-------- DATASET --------

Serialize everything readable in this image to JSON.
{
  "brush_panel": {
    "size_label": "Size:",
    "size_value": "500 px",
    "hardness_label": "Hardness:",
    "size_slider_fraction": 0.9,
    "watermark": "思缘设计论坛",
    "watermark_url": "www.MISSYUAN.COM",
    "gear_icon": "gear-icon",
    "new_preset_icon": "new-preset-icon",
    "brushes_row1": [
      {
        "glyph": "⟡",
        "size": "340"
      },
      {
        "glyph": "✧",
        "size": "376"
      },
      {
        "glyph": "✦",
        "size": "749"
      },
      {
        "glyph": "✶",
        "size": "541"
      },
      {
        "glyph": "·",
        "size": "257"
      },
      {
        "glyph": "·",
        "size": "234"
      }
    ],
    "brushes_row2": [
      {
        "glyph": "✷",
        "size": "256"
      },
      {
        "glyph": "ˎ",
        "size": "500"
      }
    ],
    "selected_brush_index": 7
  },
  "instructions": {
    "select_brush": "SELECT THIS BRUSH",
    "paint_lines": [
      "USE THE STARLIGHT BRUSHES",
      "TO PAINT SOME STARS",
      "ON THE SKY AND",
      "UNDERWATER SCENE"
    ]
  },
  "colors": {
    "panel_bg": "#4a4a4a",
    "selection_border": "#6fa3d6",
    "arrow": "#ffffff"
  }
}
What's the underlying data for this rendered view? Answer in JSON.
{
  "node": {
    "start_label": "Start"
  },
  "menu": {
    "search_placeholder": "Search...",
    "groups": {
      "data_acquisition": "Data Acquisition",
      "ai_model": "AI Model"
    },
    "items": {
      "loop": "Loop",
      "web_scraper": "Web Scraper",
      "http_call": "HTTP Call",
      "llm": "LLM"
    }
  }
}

--------

List each line of the records that holds the string "glyph".

        "glyph": "⟡",
        "glyph": "✧",
        "glyph": "✦",
        "glyph": "✶",
        "glyph": "·",
        "glyph": "·",
        "glyph": "✷",
        "glyph": "ˎ",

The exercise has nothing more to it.